● Work to do
In the copy, include every entry exactly but none of the images.

● Dataset content
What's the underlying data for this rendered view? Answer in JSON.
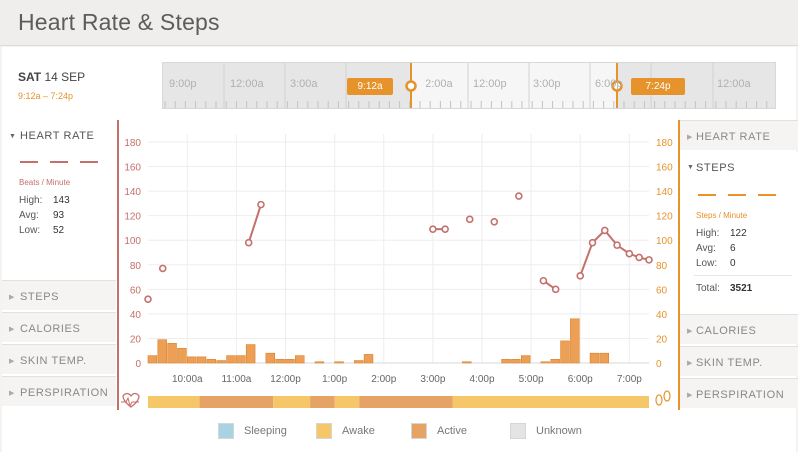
{
  "header": {
    "title": "Heart Rate & Steps"
  },
  "date": {
    "day_of_week": "SAT",
    "date": "14 SEP",
    "range": "9:12a – 7:24p"
  },
  "timeline": {
    "labels": [
      "9:00p",
      "12:00a",
      "3:00a",
      "12:00a",
      "12:00p",
      "3:00p",
      "6:00p",
      "12:00a"
    ],
    "start_handle": "9:12a",
    "end_handle": "7:24p"
  },
  "sidebar_left": {
    "heart_rate": {
      "label": "HEART RATE",
      "unit": "Beats / Minute",
      "high_label": "High:",
      "high": "143",
      "avg_label": "Avg:",
      "avg": "93",
      "low_label": "Low:",
      "low": "52"
    },
    "items": [
      {
        "label": "STEPS"
      },
      {
        "label": "CALORIES"
      },
      {
        "label": "SKIN TEMP."
      },
      {
        "label": "PERSPIRATION"
      }
    ]
  },
  "sidebar_right": {
    "heart_rate_label": "HEART RATE",
    "steps": {
      "label": "STEPS",
      "unit": "Steps / Minute",
      "high_label": "High:",
      "high": "122",
      "avg_label": "Avg:",
      "avg": "6",
      "low_label": "Low:",
      "low": "0",
      "total_label": "Total:",
      "total": "3521"
    },
    "items": [
      {
        "label": "CALORIES"
      },
      {
        "label": "SKIN TEMP."
      },
      {
        "label": "PERSPIRATION"
      }
    ]
  },
  "legend": [
    {
      "label": "Sleeping",
      "color": "#a9d3e3"
    },
    {
      "label": "Awake",
      "color": "#f6c768"
    },
    {
      "label": "Active",
      "color": "#e6a366"
    },
    {
      "label": "Unknown",
      "color": "#e4e4e4"
    }
  ],
  "colors": {
    "heart_rate": "#c4706b",
    "steps": "#e6932c",
    "accent": "#e6932c"
  },
  "chart_data": {
    "type": "line",
    "x_tick_labels": [
      "10:00a",
      "11:00a",
      "12:00p",
      "1:00p",
      "2:00p",
      "3:00p",
      "4:00p",
      "5:00p",
      "6:00p",
      "7:00p"
    ],
    "x_range": [
      "9:12a",
      "7:24p"
    ],
    "ylim": [
      0,
      180
    ],
    "y_ticks": [
      0,
      20,
      40,
      60,
      80,
      100,
      120,
      140,
      160,
      180
    ],
    "grid": true,
    "heart_rate_series": [
      {
        "t": "9:12a",
        "bpm": 52
      },
      {
        "t": "9:30a",
        "bpm": 77
      },
      {
        "t": "11:15a",
        "bpm": 98
      },
      {
        "t": "11:30a",
        "bpm": 129
      },
      {
        "t": "3:00p",
        "bpm": 109
      },
      {
        "t": "3:15p",
        "bpm": 109
      },
      {
        "t": "3:45p",
        "bpm": 117
      },
      {
        "t": "4:15p",
        "bpm": 115
      },
      {
        "t": "4:45p",
        "bpm": 136
      },
      {
        "t": "5:15p",
        "bpm": 67
      },
      {
        "t": "5:30p",
        "bpm": 60
      },
      {
        "t": "6:00p",
        "bpm": 71
      },
      {
        "t": "6:15p",
        "bpm": 98
      },
      {
        "t": "6:30p",
        "bpm": 108
      },
      {
        "t": "6:45p",
        "bpm": 96
      },
      {
        "t": "7:00p",
        "bpm": 89
      },
      {
        "t": "7:12p",
        "bpm": 86
      },
      {
        "t": "7:24p",
        "bpm": 84
      }
    ],
    "steps_bars": [
      {
        "t": "9:12a",
        "steps": 6
      },
      {
        "t": "9:24a",
        "steps": 19
      },
      {
        "t": "9:36a",
        "steps": 16
      },
      {
        "t": "9:48a",
        "steps": 12
      },
      {
        "t": "10:00a",
        "steps": 5
      },
      {
        "t": "10:12a",
        "steps": 5
      },
      {
        "t": "10:24a",
        "steps": 3
      },
      {
        "t": "10:36a",
        "steps": 2
      },
      {
        "t": "10:48a",
        "steps": 6
      },
      {
        "t": "11:00a",
        "steps": 6
      },
      {
        "t": "11:12a",
        "steps": 15
      },
      {
        "t": "11:36a",
        "steps": 8
      },
      {
        "t": "11:48a",
        "steps": 3
      },
      {
        "t": "12:00p",
        "steps": 3
      },
      {
        "t": "12:12p",
        "steps": 6
      },
      {
        "t": "12:36p",
        "steps": 1
      },
      {
        "t": "1:00p",
        "steps": 1
      },
      {
        "t": "1:24p",
        "steps": 2
      },
      {
        "t": "1:36p",
        "steps": 7
      },
      {
        "t": "3:36p",
        "steps": 1
      },
      {
        "t": "4:24p",
        "steps": 3
      },
      {
        "t": "4:36p",
        "steps": 3
      },
      {
        "t": "4:48p",
        "steps": 6
      },
      {
        "t": "5:12p",
        "steps": 1
      },
      {
        "t": "5:24p",
        "steps": 3
      },
      {
        "t": "5:36p",
        "steps": 18
      },
      {
        "t": "5:48p",
        "steps": 36
      },
      {
        "t": "6:12p",
        "steps": 8
      },
      {
        "t": "6:24p",
        "steps": 8
      }
    ],
    "activity_bands": [
      {
        "start": "9:12a",
        "end": "10:15a",
        "state": "Awake"
      },
      {
        "start": "10:15a",
        "end": "11:45a",
        "state": "Active"
      },
      {
        "start": "11:45a",
        "end": "12:30p",
        "state": "Awake"
      },
      {
        "start": "12:30p",
        "end": "1:00p",
        "state": "Active"
      },
      {
        "start": "1:00p",
        "end": "1:30p",
        "state": "Awake"
      },
      {
        "start": "1:30p",
        "end": "3:24p",
        "state": "Active"
      },
      {
        "start": "3:24p",
        "end": "7:24p",
        "state": "Awake"
      }
    ]
  }
}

● Correct output
What's the underlying data for this rendered view? Answer in JSON.
{
  "header": {
    "title": "Heart Rate & Steps"
  },
  "date": {
    "day_of_week": "SAT",
    "date": "14 SEP",
    "range": "9:12a – 7:24p"
  },
  "timeline": {
    "labels": [
      "9:00p",
      "12:00a",
      "3:00a",
      "12:00a",
      "12:00p",
      "3:00p",
      "6:00p",
      "12:00a"
    ],
    "start_handle": "9:12a",
    "end_handle": "7:24p"
  },
  "sidebar_left": {
    "heart_rate": {
      "label": "HEART RATE",
      "unit": "Beats / Minute",
      "high_label": "High:",
      "high": "143",
      "avg_label": "Avg:",
      "avg": "93",
      "low_label": "Low:",
      "low": "52"
    },
    "items": [
      {
        "label": "STEPS"
      },
      {
        "label": "CALORIES"
      },
      {
        "label": "SKIN TEMP."
      },
      {
        "label": "PERSPIRATION"
      }
    ]
  },
  "sidebar_right": {
    "heart_rate_label": "HEART RATE",
    "steps": {
      "label": "STEPS",
      "unit": "Steps / Minute",
      "high_label": "High:",
      "high": "122",
      "avg_label": "Avg:",
      "avg": "6",
      "low_label": "Low:",
      "low": "0",
      "total_label": "Total:",
      "total": "3521"
    },
    "items": [
      {
        "label": "CALORIES"
      },
      {
        "label": "SKIN TEMP."
      },
      {
        "label": "PERSPIRATION"
      }
    ]
  },
  "legend": [
    {
      "label": "Sleeping",
      "color": "#a9d3e3"
    },
    {
      "label": "Awake",
      "color": "#f6c768"
    },
    {
      "label": "Active",
      "color": "#e6a366"
    },
    {
      "label": "Unknown",
      "color": "#e4e4e4"
    }
  ],
  "colors": {
    "heart_rate": "#c4706b",
    "steps": "#e6932c",
    "accent": "#e6932c"
  },
  "chart_data": {
    "type": "line",
    "x_tick_labels": [
      "10:00a",
      "11:00a",
      "12:00p",
      "1:00p",
      "2:00p",
      "3:00p",
      "4:00p",
      "5:00p",
      "6:00p",
      "7:00p"
    ],
    "x_range": [
      "9:12a",
      "7:24p"
    ],
    "ylim": [
      0,
      180
    ],
    "y_ticks": [
      0,
      20,
      40,
      60,
      80,
      100,
      120,
      140,
      160,
      180
    ],
    "grid": true,
    "heart_rate_series": [
      {
        "t": "9:12a",
        "bpm": 52
      },
      {
        "t": "9:30a",
        "bpm": 77
      },
      {
        "t": "11:15a",
        "bpm": 98
      },
      {
        "t": "11:30a",
        "bpm": 129
      },
      {
        "t": "3:00p",
        "bpm": 109
      },
      {
        "t": "3:15p",
        "bpm": 109
      },
      {
        "t": "3:45p",
        "bpm": 117
      },
      {
        "t": "4:15p",
        "bpm": 115
      },
      {
        "t": "4:45p",
        "bpm": 136
      },
      {
        "t": "5:15p",
        "bpm": 67
      },
      {
        "t": "5:30p",
        "bpm": 60
      },
      {
        "t": "6:00p",
        "bpm": 71
      },
      {
        "t": "6:15p",
        "bpm": 98
      },
      {
        "t": "6:30p",
        "bpm": 108
      },
      {
        "t": "6:45p",
        "bpm": 96
      },
      {
        "t": "7:00p",
        "bpm": 89
      },
      {
        "t": "7:12p",
        "bpm": 86
      },
      {
        "t": "7:24p",
        "bpm": 84
      }
    ],
    "steps_bars": [
      {
        "t": "9:12a",
        "steps": 6
      },
      {
        "t": "9:24a",
        "steps": 19
      },
      {
        "t": "9:36a",
        "steps": 16
      },
      {
        "t": "9:48a",
        "steps": 12
      },
      {
        "t": "10:00a",
        "steps": 5
      },
      {
        "t": "10:12a",
        "steps": 5
      },
      {
        "t": "10:24a",
        "steps": 3
      },
      {
        "t": "10:36a",
        "steps": 2
      },
      {
        "t": "10:48a",
        "steps": 6
      },
      {
        "t": "11:00a",
        "steps": 6
      },
      {
        "t": "11:12a",
        "steps": 15
      },
      {
        "t": "11:36a",
        "steps": 8
      },
      {
        "t": "11:48a",
        "steps": 3
      },
      {
        "t": "12:00p",
        "steps": 3
      },
      {
        "t": "12:12p",
        "steps": 6
      },
      {
        "t": "12:36p",
        "steps": 1
      },
      {
        "t": "1:00p",
        "steps": 1
      },
      {
        "t": "1:24p",
        "steps": 2
      },
      {
        "t": "1:36p",
        "steps": 7
      },
      {
        "t": "3:36p",
        "steps": 1
      },
      {
        "t": "4:24p",
        "steps": 3
      },
      {
        "t": "4:36p",
        "steps": 3
      },
      {
        "t": "4:48p",
        "steps": 6
      },
      {
        "t": "5:12p",
        "steps": 1
      },
      {
        "t": "5:24p",
        "steps": 3
      },
      {
        "t": "5:36p",
        "steps": 18
      },
      {
        "t": "5:48p",
        "steps": 36
      },
      {
        "t": "6:12p",
        "steps": 8
      },
      {
        "t": "6:24p",
        "steps": 8
      }
    ],
    "activity_bands": [
      {
        "start": "9:12a",
        "end": "10:15a",
        "state": "Awake"
      },
      {
        "start": "10:15a",
        "end": "11:45a",
        "state": "Active"
      },
      {
        "start": "11:45a",
        "end": "12:30p",
        "state": "Awake"
      },
      {
        "start": "12:30p",
        "end": "1:00p",
        "state": "Active"
      },
      {
        "start": "1:00p",
        "end": "1:30p",
        "state": "Awake"
      },
      {
        "start": "1:30p",
        "end": "3:24p",
        "state": "Active"
      },
      {
        "start": "3:24p",
        "end": "7:24p",
        "state": "Awake"
      }
    ]
  }
}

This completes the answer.